Using the data beneath, show every line that includes the word "นงาน".

▶ Provided records
__________________________________________________
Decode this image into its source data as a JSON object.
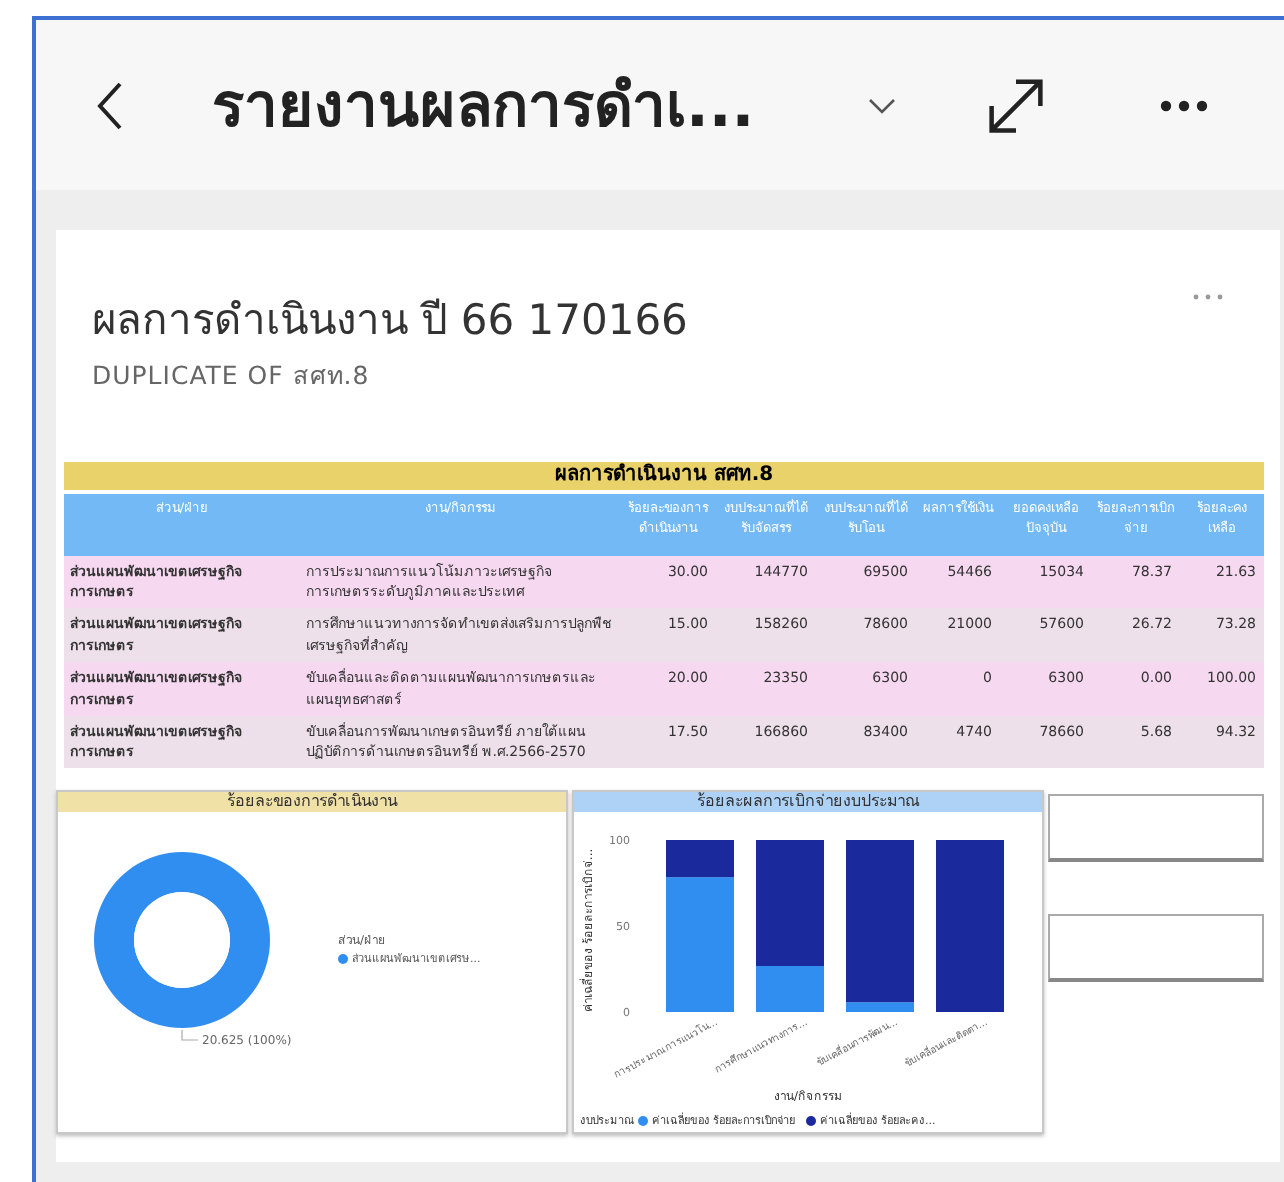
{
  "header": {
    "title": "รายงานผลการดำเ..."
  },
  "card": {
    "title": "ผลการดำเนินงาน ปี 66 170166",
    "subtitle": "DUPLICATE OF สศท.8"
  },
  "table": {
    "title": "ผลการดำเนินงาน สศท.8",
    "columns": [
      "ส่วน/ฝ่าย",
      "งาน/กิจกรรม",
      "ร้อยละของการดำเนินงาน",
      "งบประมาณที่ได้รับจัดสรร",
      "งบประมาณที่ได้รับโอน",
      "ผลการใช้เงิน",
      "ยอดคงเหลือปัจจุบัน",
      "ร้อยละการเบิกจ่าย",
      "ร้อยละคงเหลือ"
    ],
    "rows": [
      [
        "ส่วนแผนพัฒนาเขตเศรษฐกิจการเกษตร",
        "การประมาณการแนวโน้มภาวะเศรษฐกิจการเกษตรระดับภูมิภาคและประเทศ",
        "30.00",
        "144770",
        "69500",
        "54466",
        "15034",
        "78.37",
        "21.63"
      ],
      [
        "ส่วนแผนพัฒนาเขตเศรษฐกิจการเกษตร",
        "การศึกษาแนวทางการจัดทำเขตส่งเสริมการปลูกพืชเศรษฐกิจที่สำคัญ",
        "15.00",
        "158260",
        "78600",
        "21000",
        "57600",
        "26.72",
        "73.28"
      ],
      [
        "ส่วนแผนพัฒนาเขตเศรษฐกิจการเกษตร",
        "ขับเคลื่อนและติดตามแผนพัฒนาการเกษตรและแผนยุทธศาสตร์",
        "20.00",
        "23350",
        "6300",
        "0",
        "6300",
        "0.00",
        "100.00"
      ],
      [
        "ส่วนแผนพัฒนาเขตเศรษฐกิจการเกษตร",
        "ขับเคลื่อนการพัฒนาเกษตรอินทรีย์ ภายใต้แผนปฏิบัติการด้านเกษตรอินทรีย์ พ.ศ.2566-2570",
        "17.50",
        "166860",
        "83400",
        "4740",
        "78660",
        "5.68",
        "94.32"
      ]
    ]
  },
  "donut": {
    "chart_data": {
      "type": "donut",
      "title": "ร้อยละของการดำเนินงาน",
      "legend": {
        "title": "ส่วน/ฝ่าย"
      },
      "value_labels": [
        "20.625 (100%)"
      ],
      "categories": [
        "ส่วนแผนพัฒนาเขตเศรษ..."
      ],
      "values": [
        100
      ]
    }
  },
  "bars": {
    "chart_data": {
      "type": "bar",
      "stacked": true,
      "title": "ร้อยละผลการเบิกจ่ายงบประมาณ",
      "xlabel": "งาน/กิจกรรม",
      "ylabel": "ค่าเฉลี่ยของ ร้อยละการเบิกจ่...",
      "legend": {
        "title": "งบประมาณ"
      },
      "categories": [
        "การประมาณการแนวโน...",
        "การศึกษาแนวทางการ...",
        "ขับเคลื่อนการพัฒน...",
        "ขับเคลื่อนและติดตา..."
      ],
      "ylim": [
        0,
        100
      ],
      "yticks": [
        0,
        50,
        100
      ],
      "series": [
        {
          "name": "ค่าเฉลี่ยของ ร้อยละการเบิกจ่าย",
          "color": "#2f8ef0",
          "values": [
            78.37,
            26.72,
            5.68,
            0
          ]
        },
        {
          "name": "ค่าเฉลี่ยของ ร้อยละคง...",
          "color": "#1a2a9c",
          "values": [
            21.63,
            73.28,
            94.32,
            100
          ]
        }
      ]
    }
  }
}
__________________________________________________
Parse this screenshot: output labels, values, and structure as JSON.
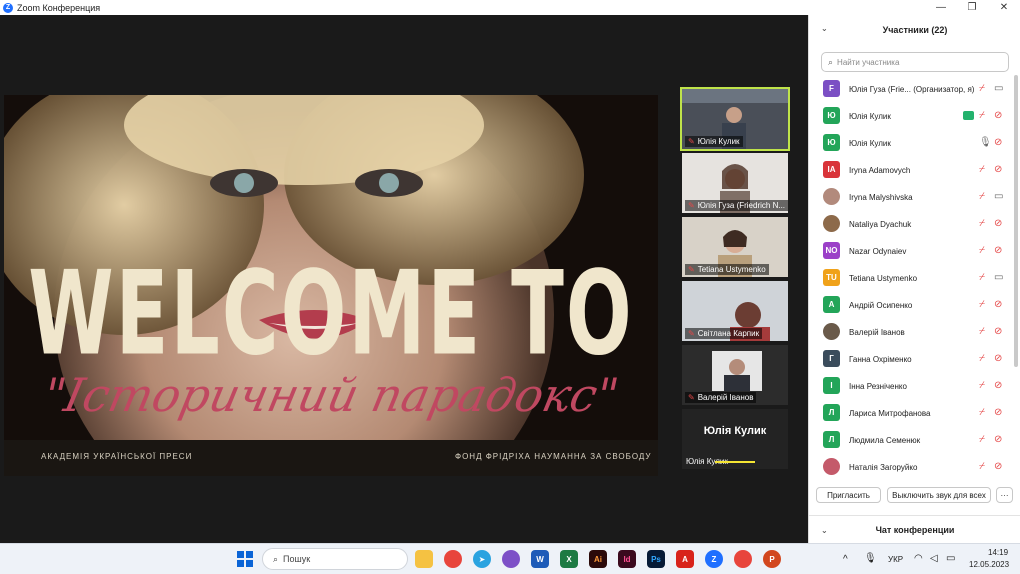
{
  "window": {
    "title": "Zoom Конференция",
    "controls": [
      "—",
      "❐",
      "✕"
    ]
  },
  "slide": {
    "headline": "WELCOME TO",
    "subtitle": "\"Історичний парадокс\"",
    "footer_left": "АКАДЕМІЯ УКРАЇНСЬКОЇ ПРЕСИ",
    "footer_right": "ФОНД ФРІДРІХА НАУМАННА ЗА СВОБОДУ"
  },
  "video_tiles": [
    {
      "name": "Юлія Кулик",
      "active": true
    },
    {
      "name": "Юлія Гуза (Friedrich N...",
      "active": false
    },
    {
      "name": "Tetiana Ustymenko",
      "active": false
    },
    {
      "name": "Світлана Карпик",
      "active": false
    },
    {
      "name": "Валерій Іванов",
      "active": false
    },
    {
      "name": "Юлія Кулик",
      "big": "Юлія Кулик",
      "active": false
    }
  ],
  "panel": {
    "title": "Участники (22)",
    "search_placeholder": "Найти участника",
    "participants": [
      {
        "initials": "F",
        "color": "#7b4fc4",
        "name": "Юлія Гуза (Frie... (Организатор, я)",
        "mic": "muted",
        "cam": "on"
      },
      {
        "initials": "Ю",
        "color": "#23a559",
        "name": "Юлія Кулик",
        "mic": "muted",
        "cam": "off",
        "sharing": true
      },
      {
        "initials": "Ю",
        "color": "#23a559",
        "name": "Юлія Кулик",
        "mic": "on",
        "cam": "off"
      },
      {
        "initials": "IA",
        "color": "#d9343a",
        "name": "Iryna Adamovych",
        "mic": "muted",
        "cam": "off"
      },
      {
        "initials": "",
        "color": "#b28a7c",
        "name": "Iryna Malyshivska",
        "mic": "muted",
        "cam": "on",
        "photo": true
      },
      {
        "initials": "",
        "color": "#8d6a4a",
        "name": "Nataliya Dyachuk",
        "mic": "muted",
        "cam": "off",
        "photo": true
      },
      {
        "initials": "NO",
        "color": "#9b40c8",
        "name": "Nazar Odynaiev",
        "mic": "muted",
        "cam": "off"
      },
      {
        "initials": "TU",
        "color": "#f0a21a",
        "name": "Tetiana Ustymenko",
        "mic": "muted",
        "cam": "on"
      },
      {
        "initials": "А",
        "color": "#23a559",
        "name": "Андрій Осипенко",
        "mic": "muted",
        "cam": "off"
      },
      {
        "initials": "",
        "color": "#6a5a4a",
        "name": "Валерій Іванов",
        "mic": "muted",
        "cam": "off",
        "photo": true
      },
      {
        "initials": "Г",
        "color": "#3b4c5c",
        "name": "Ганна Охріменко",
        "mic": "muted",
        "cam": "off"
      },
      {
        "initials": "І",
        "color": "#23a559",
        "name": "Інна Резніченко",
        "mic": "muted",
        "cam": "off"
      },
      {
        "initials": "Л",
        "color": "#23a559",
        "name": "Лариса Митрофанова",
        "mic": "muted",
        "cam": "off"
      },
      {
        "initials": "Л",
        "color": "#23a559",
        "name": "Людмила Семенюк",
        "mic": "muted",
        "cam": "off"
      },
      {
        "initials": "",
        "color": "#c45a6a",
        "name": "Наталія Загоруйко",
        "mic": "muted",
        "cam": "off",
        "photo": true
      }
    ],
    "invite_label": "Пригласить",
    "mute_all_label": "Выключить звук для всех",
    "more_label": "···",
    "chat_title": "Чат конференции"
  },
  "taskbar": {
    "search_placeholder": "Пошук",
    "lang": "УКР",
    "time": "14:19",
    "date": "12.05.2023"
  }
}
__________________________________________________
▶ Exercise response
    "title": "ผลการดำเนินงาน ปี 66 170166",
    "title": "ผลการดำเนินงาน สศท.8",
      "ร้อยละของการดำเนินงาน",
      "title": "ร้อยละของการดำเนินงาน",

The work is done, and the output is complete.